(Saved entries)
-*-*-
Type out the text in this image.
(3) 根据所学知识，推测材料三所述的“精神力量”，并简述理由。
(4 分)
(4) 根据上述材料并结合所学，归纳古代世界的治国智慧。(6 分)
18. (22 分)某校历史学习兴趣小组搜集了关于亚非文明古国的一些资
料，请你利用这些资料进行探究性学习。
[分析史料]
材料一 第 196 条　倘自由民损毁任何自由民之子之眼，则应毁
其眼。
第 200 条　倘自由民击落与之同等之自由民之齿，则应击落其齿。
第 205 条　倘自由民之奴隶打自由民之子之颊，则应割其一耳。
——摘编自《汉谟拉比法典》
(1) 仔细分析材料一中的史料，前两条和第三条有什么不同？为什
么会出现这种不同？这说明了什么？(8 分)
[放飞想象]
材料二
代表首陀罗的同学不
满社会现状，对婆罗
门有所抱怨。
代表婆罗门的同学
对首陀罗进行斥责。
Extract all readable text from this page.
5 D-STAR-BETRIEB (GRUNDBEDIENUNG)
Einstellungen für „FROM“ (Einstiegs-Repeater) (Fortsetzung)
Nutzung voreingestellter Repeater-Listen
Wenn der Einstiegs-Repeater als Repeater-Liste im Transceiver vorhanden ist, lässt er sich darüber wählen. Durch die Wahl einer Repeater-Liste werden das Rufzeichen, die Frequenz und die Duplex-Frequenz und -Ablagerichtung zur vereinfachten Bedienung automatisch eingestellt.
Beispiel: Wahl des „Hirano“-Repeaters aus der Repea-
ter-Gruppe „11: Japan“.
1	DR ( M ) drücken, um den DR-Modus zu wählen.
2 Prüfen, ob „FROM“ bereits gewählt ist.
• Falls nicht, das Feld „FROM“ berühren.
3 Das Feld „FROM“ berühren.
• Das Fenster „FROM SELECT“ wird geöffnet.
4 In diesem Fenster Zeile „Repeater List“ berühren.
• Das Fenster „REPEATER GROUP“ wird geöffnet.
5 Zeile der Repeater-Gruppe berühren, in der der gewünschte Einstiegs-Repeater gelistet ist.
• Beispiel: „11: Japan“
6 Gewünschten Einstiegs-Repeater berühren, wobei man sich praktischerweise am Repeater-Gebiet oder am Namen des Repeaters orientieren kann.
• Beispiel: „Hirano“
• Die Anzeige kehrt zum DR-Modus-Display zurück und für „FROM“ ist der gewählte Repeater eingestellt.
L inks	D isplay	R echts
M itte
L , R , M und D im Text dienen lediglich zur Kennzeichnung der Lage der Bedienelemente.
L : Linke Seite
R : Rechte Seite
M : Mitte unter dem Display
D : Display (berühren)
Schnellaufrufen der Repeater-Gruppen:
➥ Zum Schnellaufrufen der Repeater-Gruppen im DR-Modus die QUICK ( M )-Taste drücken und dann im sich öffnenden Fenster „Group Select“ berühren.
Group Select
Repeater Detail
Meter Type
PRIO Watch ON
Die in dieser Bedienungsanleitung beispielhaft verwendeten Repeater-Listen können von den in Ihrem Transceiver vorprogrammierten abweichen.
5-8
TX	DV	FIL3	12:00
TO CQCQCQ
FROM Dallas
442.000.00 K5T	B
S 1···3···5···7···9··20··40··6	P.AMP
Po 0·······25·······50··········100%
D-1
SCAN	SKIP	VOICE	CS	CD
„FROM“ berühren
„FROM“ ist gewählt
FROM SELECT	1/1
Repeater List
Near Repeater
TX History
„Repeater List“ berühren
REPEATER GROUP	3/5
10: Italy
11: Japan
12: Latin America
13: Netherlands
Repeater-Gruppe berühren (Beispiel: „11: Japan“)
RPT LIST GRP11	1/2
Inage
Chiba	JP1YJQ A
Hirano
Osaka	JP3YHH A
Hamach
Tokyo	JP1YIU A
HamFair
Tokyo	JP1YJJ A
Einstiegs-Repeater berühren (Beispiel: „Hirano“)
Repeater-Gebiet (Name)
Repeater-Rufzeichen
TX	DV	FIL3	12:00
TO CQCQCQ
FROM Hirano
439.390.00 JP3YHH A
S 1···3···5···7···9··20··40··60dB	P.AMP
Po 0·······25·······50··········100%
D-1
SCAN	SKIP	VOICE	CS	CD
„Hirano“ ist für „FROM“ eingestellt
-*-*-
> _Your objective_
Copy out the lines in which the string "Japan" appears.

> _Full solution_
ter-Gruppe „11: Japan“.
• Beispiel: „11: Japan“
11: Japan
Repeater-Gruppe berühren (Beispiel: „11: Japan“)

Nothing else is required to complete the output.